Your task is to copy each line that has the word "promessa".

-.-.-

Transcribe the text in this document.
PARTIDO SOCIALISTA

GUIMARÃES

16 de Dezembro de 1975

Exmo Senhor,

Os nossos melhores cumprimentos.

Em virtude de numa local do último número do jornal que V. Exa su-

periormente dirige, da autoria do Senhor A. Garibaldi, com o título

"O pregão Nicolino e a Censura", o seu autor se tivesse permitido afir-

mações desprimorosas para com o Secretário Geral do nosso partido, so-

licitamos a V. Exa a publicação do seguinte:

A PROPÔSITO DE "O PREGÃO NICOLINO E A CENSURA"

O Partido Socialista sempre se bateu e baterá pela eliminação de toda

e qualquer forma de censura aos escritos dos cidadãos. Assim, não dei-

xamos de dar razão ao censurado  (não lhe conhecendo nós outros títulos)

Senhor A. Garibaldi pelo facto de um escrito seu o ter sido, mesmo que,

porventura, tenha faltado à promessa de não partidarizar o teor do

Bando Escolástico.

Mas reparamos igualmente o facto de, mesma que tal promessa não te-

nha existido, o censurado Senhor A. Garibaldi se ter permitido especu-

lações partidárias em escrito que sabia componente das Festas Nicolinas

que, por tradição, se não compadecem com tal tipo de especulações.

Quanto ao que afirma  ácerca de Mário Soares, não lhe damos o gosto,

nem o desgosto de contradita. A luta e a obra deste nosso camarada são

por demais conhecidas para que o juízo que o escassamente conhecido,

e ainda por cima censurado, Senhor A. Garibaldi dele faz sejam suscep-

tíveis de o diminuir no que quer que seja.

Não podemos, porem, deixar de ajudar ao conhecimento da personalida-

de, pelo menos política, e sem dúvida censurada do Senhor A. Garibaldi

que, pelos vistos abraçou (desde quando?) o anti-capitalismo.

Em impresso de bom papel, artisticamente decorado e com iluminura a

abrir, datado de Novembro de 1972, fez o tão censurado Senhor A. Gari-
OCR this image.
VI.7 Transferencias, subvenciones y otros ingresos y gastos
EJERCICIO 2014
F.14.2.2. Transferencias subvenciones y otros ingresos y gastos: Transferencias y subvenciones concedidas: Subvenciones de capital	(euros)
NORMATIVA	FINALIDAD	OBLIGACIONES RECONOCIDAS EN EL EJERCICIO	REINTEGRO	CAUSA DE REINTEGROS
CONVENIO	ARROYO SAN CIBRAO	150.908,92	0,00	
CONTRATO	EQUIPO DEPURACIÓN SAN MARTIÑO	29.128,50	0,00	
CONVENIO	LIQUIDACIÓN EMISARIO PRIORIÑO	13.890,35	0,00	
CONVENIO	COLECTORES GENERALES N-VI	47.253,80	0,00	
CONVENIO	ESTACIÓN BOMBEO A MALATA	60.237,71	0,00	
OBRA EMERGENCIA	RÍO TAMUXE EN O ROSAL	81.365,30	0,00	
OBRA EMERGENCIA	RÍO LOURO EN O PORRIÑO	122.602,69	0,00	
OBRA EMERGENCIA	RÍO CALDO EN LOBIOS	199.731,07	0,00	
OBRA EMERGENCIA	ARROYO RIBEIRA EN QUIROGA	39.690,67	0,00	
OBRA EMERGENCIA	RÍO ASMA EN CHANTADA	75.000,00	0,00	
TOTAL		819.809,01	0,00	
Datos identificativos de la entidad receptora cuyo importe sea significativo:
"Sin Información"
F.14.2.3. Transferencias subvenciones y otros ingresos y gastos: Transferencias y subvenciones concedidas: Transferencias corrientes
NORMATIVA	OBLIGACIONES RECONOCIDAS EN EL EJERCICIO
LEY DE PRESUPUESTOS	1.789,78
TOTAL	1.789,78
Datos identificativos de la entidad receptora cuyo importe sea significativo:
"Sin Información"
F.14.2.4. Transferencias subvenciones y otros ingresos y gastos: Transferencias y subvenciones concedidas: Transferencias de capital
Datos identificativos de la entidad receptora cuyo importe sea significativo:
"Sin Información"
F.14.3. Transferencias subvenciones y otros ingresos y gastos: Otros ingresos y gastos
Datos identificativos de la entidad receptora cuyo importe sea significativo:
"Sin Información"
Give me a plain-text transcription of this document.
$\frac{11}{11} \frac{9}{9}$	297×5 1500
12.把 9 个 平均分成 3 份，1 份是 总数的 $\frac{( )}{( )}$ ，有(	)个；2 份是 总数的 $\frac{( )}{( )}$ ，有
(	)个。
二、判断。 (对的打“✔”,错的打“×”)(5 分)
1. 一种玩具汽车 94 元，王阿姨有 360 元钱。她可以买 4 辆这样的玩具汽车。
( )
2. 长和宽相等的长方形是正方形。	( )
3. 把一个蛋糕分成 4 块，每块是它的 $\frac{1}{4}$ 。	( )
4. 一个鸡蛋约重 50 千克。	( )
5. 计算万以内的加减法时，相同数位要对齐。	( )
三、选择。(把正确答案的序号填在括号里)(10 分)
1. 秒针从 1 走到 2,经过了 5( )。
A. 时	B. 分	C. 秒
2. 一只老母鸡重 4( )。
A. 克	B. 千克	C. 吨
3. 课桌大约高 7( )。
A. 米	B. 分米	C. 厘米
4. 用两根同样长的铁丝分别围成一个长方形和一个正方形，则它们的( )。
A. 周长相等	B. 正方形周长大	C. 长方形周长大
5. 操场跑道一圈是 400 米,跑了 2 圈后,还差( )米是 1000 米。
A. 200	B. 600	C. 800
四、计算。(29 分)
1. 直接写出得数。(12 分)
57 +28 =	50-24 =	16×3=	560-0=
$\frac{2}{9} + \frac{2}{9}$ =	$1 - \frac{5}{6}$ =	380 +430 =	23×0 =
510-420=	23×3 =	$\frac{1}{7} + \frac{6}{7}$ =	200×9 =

-.-.-

• **SOLUTION**:
porventura, tenha faltado à promessa de não partidarizar o teor do
Mas reparamos igualmente o facto de, mesma que tal promessa não te-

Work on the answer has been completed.